_What to work on_
Return, word for word, every line that follows.

------ Supplied records

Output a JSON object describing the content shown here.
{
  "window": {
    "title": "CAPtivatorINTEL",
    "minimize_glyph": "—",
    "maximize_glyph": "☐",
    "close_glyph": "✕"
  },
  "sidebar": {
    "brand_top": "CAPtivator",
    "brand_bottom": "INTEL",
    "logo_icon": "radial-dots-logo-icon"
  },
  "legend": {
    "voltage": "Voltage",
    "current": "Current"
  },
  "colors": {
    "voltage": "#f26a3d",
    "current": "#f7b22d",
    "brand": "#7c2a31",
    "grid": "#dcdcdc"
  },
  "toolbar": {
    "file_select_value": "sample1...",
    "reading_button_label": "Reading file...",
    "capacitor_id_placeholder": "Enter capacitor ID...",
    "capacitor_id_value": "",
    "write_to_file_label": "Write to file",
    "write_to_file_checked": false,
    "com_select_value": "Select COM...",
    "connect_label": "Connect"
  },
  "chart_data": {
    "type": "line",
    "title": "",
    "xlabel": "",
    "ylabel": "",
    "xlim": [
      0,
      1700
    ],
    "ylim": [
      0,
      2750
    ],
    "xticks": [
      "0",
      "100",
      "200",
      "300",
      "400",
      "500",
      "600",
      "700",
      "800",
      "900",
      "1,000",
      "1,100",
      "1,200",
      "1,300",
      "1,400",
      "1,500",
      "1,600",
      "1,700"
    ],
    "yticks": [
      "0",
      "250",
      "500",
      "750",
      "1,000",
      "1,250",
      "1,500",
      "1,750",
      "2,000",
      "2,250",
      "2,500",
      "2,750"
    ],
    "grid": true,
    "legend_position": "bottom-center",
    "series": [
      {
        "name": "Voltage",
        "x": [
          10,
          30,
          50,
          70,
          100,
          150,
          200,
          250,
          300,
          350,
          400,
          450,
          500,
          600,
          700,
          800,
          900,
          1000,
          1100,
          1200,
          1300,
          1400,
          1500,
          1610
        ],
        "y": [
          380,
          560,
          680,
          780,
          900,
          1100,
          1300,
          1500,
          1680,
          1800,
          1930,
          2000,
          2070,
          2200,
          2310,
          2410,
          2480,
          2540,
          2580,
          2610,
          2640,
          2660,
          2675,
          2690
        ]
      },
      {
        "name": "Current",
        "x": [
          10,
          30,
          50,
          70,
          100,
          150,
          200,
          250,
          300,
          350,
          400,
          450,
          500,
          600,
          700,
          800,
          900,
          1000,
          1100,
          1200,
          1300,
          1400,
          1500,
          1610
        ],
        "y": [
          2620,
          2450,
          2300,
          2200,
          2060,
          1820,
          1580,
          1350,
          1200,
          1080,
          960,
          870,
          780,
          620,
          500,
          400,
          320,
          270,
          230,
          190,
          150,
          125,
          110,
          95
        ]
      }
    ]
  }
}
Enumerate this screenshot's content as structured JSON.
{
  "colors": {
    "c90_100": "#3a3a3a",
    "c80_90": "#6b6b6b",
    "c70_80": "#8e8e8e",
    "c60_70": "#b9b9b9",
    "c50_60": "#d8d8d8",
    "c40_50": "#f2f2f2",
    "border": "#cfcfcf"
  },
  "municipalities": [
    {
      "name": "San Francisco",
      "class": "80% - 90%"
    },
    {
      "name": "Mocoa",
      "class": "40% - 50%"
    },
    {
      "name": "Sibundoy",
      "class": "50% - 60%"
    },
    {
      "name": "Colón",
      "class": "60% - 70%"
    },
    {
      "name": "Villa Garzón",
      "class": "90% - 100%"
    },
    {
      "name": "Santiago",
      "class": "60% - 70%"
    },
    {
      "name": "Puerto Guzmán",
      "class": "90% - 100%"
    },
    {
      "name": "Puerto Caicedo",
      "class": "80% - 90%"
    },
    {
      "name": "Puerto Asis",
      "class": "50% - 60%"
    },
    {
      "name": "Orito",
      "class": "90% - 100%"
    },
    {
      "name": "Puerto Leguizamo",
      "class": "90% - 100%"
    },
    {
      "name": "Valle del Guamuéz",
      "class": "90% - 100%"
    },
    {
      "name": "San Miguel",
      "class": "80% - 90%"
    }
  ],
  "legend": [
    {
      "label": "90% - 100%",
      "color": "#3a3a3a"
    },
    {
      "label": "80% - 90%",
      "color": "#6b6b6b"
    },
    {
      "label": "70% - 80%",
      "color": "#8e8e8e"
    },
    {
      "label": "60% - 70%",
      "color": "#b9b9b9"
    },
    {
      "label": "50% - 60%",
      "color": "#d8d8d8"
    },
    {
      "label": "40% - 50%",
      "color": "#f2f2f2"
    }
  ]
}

------------

_The solution_
Output a JSON object describing the content shown here.
{
  "window": {
    "title": "CAPtivatorINTEL",
    "minimize_glyph": "—",
    "maximize_glyph": "☐",
    "close_glyph": "✕"
  },
  "sidebar": {
    "brand_top": "CAPtivator",
    "brand_bottom": "INTEL",
    "logo_icon": "radial-dots-logo-icon"
  },
  "legend": {
    "voltage": "Voltage",
    "current": "Current"
  },
  "colors": {
    "voltage": "#f26a3d",
    "current": "#f7b22d",
    "brand": "#7c2a31",
    "grid": "#dcdcdc"
  },
  "toolbar": {
    "file_select_value": "sample1...",
    "reading_button_label": "Reading file...",
    "capacitor_id_placeholder": "Enter capacitor ID...",
    "capacitor_id_value": "",
    "write_to_file_label": "Write to file",
    "write_to_file_checked": false,
    "com_select_value": "Select COM...",
    "connect_label": "Connect"
  },
  "chart_data": {
    "type": "line",
    "title": "",
    "xlabel": "",
    "ylabel": "",
    "xlim": [
      0,
      1700
    ],
    "ylim": [
      0,
      2750
    ],
    "xticks": [
      "0",
      "100",
      "200",
      "300",
      "400",
      "500",
      "600",
      "700",
      "800",
      "900",
      "1,000",
      "1,100",
      "1,200",
      "1,300",
      "1,400",
      "1,500",
      "1,600",
      "1,700"
    ],
    "yticks": [
      "0",
      "250",
      "500",
      "750",
      "1,000",
      "1,250",
      "1,500",
      "1,750",
      "2,000",
      "2,250",
      "2,500",
      "2,750"
    ],
    "grid": true,
    "legend_position": "bottom-center",
    "series": [
      {
        "name": "Voltage",
        "x": [
          10,
          30,
          50,
          70,
          100,
          150,
          200,
          250,
          300,
          350,
          400,
          450,
          500,
          600,
          700,
          800,
          900,
          1000,
          1100,
          1200,
          1300,
          1400,
          1500,
          1610
        ],
        "y": [
          380,
          560,
          680,
          780,
          900,
          1100,
          1300,
          1500,
          1680,
          1800,
          1930,
          2000,
          2070,
          2200,
          2310,
          2410,
          2480,
          2540,
          2580,
          2610,
          2640,
          2660,
          2675,
          2690
        ]
      },
      {
        "name": "Current",
        "x": [
          10,
          30,
          50,
          70,
          100,
          150,
          200,
          250,
          300,
          350,
          400,
          450,
          500,
          600,
          700,
          800,
          900,
          1000,
          1100,
          1200,
          1300,
          1400,
          1500,
          1610
        ],
        "y": [
          2620,
          2450,
          2300,
          2200,
          2060,
          1820,
          1580,
          1350,
          1200,
          1080,
          960,
          870,
          780,
          620,
          500,
          400,
          320,
          270,
          230,
          190,
          150,
          125,
          110,
          95
        ]
      }
    ]
  }
}
Enumerate this screenshot's content as structured JSON.
{
  "colors": {
    "c90_100": "#3a3a3a",
    "c80_90": "#6b6b6b",
    "c70_80": "#8e8e8e",
    "c60_70": "#b9b9b9",
    "c50_60": "#d8d8d8",
    "c40_50": "#f2f2f2",
    "border": "#cfcfcf"
  },
  "municipalities": [
    {
      "name": "San Francisco",
      "class": "80% - 90%"
    },
    {
      "name": "Mocoa",
      "class": "40% - 50%"
    },
    {
      "name": "Sibundoy",
      "class": "50% - 60%"
    },
    {
      "name": "Colón",
      "class": "60% - 70%"
    },
    {
      "name": "Villa Garzón",
      "class": "90% - 100%"
    },
    {
      "name": "Santiago",
      "class": "60% - 70%"
    },
    {
      "name": "Puerto Guzmán",
      "class": "90% - 100%"
    },
    {
      "name": "Puerto Caicedo",
      "class": "80% - 90%"
    },
    {
      "name": "Puerto Asis",
      "class": "50% - 60%"
    },
    {
      "name": "Orito",
      "class": "90% - 100%"
    },
    {
      "name": "Puerto Leguizamo",
      "class": "90% - 100%"
    },
    {
      "name": "Valle del Guamuéz",
      "class": "90% - 100%"
    },
    {
      "name": "San Miguel",
      "class": "80% - 90%"
    }
  ],
  "legend": [
    {
      "label": "90% - 100%",
      "color": "#3a3a3a"
    },
    {
      "label": "80% - 90%",
      "color": "#6b6b6b"
    },
    {
      "label": "70% - 80%",
      "color": "#8e8e8e"
    },
    {
      "label": "60% - 70%",
      "color": "#b9b9b9"
    },
    {
      "label": "50% - 60%",
      "color": "#d8d8d8"
    },
    {
      "label": "40% - 50%",
      "color": "#f2f2f2"
    }
  ]
}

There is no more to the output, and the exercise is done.